É o montante total de dinheiro que tens de ter "de lado" (além da entrada da casa) para pagar todas as taxas, impostos e custos burocráticos associados à compra. É o famoso "custo de fecho" do negócio.
Planeamento Realista: Evita que chegues ao dia da escritura e não tenhas dinheiro para pagar os impostos ao Estado (sem os quais a venda não acontece).
Autofinanciamento: É importante saber que o banco não empresta dinheiro para estes custos. Este valor tem de vir 100% das tuas poupanças.
Previsão de Gastos: Ajuda a calcular exatamente quanto precisas de ter na conta bancária no dia da escritura.
Geralmente, deves prever os seguintes custos:
IMT: O imposto mais caro (calculado sobre o valor da casa).
Imposto do Selo (IS): 0,8% sobre o valor da casa + 0,6% sobre o valor do empréstimo.
Escritura: Honorários do cartório ou serviço Casa Pronta (entre 400 € a 800 €).
Comissões Bancárias: Comissão de abertura de processo, avaliação e estudo (entre 500 € a 1.000 €).
Registos: Registo de aquisição e registo de hipoteca na Conservatória.
Uma regra prática é reservar entre 4% a 6% do valor total do imóvel para estas despesas.
Exemplo: Para uma casa de 200.000 €, deves ter uma provisão de cerca de 8.000 € a 12.000 € (além dos 20.000 € da entrada de 10%).
Ao Banco: As comissões bancárias pagam-se durante o processo.
Ao Estado/Cartório: O IMT e o Selo pagam-se nos dias que antecedem a escritura. Os custos de cartório pagam-se no próprio dia.
Se fores Jovem (até 35 anos) e comprares a tua primeira casa (HPP) por um valor até cerca de 316.000 €, podes estar isento de IMT e Imposto do Selo (aquisição). Isto reduz a tua necessidade de provisão em milhares de euros.

☆ ☆ ☆ ☆ ☆ ☆ ☆

- **Tarefa**: Reproduza, sem qualquer alteração, a passagem do texto sobre os custos da compra de casa, começando em "Comissões Bancárias: Comissão" e terminando em "entrada de 10%).".

☆ ☆ ☆ ☆ ☆ ☆ ☆

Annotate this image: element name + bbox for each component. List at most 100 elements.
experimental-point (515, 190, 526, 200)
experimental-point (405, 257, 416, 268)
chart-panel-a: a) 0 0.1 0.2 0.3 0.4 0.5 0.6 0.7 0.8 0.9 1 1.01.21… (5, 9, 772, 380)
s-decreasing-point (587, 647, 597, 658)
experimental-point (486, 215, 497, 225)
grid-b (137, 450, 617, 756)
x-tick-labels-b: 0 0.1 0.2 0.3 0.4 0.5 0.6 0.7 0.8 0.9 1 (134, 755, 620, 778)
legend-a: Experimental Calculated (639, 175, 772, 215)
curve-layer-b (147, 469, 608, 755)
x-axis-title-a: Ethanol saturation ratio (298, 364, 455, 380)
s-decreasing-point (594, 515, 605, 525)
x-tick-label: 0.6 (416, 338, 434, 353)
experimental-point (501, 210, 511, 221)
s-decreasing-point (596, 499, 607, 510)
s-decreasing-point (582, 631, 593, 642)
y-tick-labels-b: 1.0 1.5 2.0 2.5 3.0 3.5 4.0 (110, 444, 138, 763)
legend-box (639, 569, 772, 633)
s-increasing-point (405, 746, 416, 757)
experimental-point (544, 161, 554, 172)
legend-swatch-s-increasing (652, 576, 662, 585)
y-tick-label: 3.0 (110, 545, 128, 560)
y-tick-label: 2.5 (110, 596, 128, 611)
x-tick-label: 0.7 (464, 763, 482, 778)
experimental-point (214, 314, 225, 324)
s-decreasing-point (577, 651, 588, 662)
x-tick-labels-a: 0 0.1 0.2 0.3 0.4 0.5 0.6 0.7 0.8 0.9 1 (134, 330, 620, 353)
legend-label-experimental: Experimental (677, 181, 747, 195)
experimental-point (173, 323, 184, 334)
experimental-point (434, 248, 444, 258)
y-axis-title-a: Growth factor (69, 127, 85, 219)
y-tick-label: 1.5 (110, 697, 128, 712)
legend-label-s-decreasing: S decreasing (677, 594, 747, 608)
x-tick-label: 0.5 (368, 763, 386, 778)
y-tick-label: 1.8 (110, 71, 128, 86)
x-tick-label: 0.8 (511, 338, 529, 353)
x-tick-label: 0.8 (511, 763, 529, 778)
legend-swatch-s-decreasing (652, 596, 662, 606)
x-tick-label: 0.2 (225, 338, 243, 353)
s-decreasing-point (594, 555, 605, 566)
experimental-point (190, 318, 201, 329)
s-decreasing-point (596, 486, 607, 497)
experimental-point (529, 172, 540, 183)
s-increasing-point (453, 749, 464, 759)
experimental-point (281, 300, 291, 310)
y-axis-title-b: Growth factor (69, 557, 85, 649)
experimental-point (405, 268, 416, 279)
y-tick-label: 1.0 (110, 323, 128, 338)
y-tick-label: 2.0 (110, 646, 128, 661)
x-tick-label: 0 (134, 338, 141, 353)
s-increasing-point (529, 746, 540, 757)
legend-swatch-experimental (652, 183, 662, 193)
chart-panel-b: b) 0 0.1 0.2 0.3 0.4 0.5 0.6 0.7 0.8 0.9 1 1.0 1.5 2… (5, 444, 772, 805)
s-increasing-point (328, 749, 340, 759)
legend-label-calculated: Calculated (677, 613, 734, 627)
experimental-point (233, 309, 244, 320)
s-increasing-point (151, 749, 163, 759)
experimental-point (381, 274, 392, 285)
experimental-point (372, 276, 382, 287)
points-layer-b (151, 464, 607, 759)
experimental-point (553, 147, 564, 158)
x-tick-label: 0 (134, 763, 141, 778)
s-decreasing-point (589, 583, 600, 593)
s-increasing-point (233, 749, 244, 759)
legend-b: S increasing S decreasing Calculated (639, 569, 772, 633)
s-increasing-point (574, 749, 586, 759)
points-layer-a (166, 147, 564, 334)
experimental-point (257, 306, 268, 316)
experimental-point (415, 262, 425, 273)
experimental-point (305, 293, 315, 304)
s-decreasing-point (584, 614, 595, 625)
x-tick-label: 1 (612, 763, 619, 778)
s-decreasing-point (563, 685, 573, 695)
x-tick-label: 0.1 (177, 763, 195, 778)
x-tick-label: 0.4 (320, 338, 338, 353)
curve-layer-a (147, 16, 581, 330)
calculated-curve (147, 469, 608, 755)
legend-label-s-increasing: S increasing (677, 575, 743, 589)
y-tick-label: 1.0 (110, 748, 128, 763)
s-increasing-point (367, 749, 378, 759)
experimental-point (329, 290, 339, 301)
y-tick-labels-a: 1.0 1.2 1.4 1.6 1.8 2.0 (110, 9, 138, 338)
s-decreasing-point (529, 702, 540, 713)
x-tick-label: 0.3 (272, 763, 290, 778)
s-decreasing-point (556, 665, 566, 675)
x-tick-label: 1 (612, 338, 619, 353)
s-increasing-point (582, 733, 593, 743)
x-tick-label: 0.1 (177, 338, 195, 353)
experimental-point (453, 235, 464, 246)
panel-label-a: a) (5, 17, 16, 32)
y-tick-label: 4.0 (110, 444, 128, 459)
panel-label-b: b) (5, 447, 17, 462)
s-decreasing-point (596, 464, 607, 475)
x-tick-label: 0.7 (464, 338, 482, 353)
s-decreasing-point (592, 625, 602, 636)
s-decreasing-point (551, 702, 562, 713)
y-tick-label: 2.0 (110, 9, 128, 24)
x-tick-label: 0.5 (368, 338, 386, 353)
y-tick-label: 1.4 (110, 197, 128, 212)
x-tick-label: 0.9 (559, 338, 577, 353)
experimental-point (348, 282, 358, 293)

☆ ☆ ☆ ☆ ☆ ☆ ☆

- **Resolução proposta**:
Comissões Bancárias: Comissão de abertura de processo, avaliação e estudo (entre 500 € a 1.000 €).
Registos: Registo de aquisição e registo de hipoteca na Conservatória.
Uma regra prática é reservar entre 4% a 6% do valor total do imóvel para estas despesas.
Exemplo: Para uma casa de 200.000 €, deves ter uma provisão de cerca de 8.000 € a 12.000 € (além dos 20.000 € da entrada de 10%).